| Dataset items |
....
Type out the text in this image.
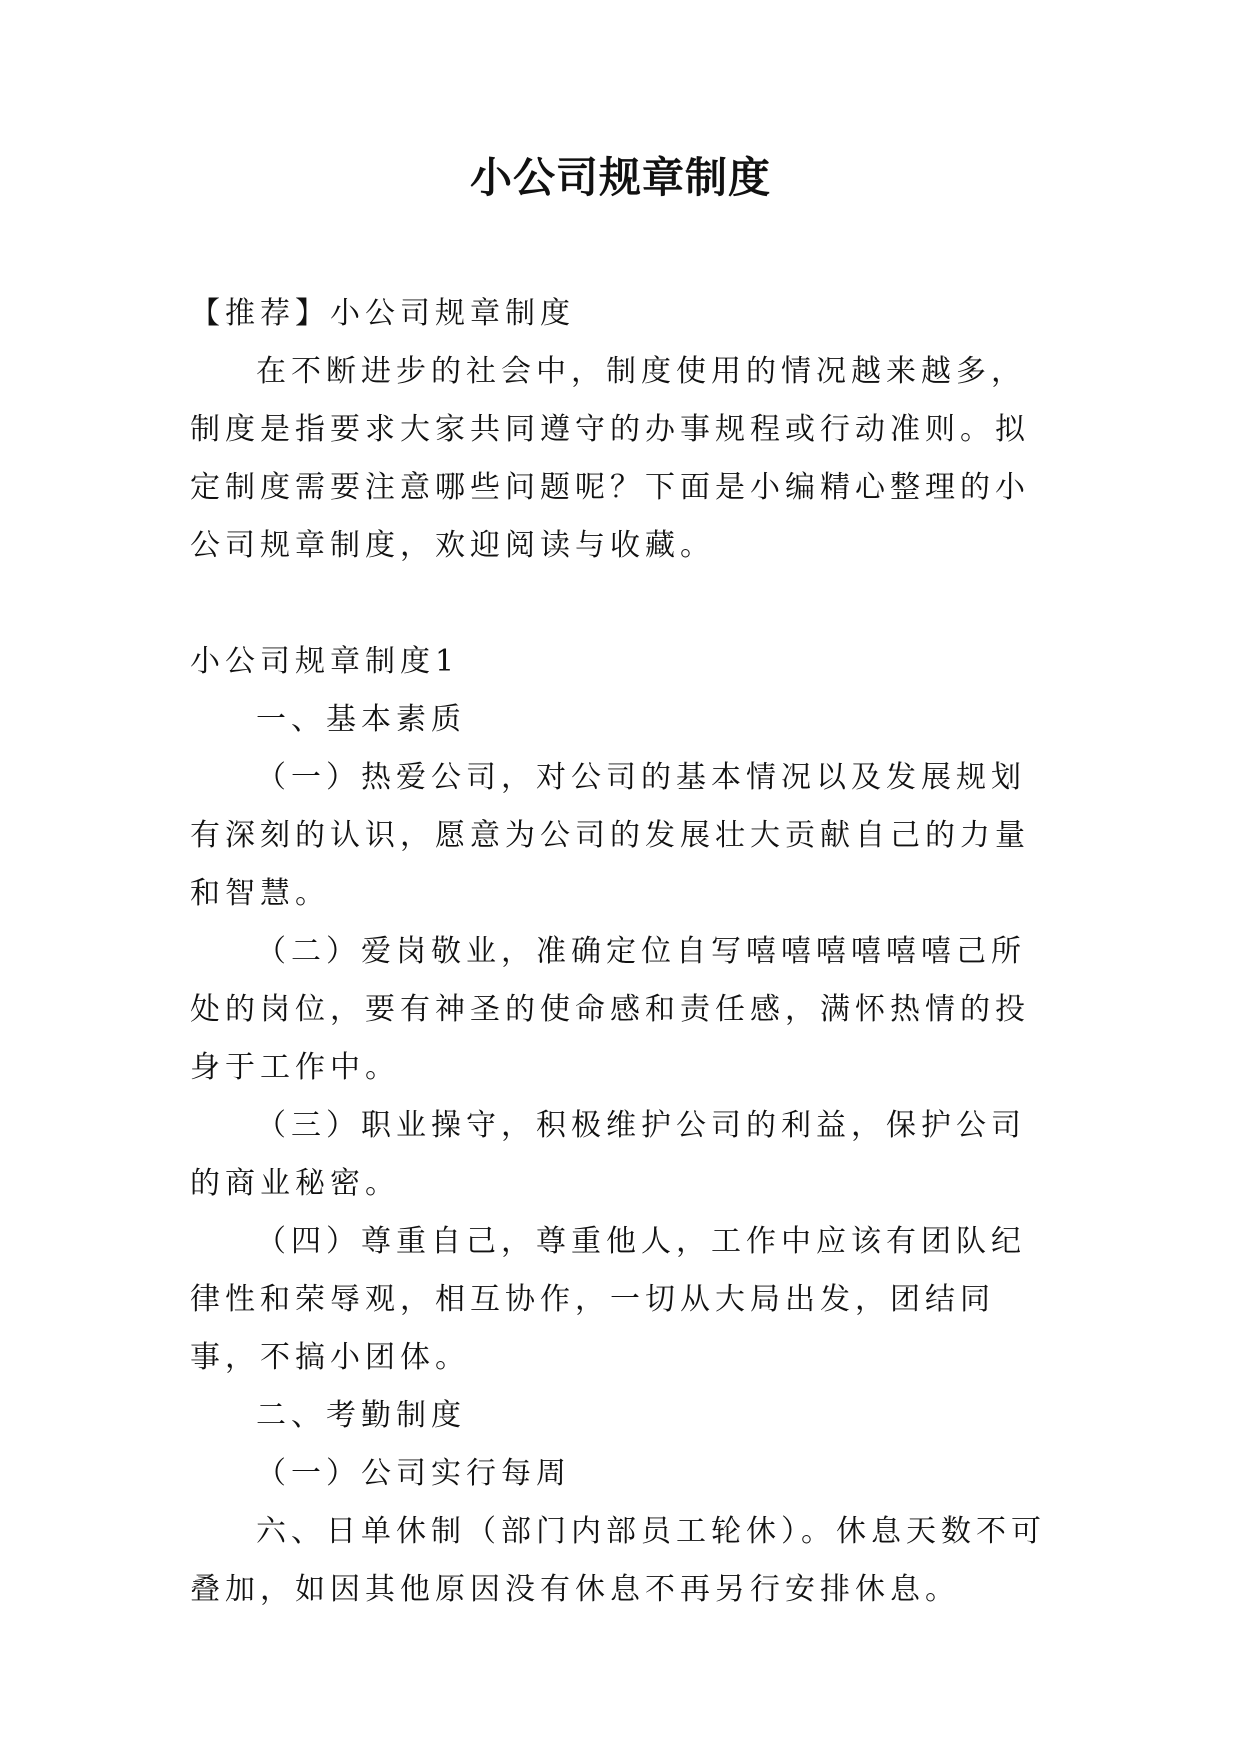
小公司规章制度

【推荐】小公司规章制度

在不断进步的社会中，制度使用的情况越来越多，制度是指要求大家共同遵守的办事规程或行动准则。拟定制度需要注意哪些问题呢？下面是小编精心整理的小公司规章制度，欢迎阅读与收藏。

小公司规章制度1

一、基本素质

（一）热爱公司，对公司的基本情况以及发展规划有深刻的认识，愿意为公司的发展壮大贡献自己的力量和智慧。

（二）爱岗敬业，准确定位自写嘻嘻嘻嘻嘻嘻己所处的岗位，要有神圣的使命感和责任感，满怀热情的投身于工作中。

（三）职业操守，积极维护公司的利益，保护公司的商业秘密。

（四）尊重自己，尊重他人，工作中应该有团队纪律性和荣辱观，相互协作，一切从大局出发，团结同事，不搞小团体。

二、考勤制度

（一）公司实行每周

六、日单休制（部门内部员工轮休）。休息天数不可叠加，如因其他原因没有休息不再另行安排休息。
....
| What you should do |
Reproduce the full material exactly, excluding the pictures.

| Solution |
Type out the text in this image.
小公司规章制度

【推荐】小公司规章制度

在不断进步的社会中，制度使用的情况越来越多，制度是指要求大家共同遵守的办事规程或行动准则。拟定制度需要注意哪些问题呢？下面是小编精心整理的小公司规章制度，欢迎阅读与收藏。

小公司规章制度1

一、基本素质

（一）热爱公司，对公司的基本情况以及发展规划有深刻的认识，愿意为公司的发展壮大贡献自己的力量和智慧。

（二）爱岗敬业，准确定位自写嘻嘻嘻嘻嘻嘻己所处的岗位，要有神圣的使命感和责任感，满怀热情的投身于工作中。

（三）职业操守，积极维护公司的利益，保护公司的商业秘密。

（四）尊重自己，尊重他人，工作中应该有团队纪律性和荣辱观，相互协作，一切从大局出发，团结同事，不搞小团体。

二、考勤制度

（一）公司实行每周

六、日单休制（部门内部员工轮休）。休息天数不可叠加，如因其他原因没有休息不再另行安排休息。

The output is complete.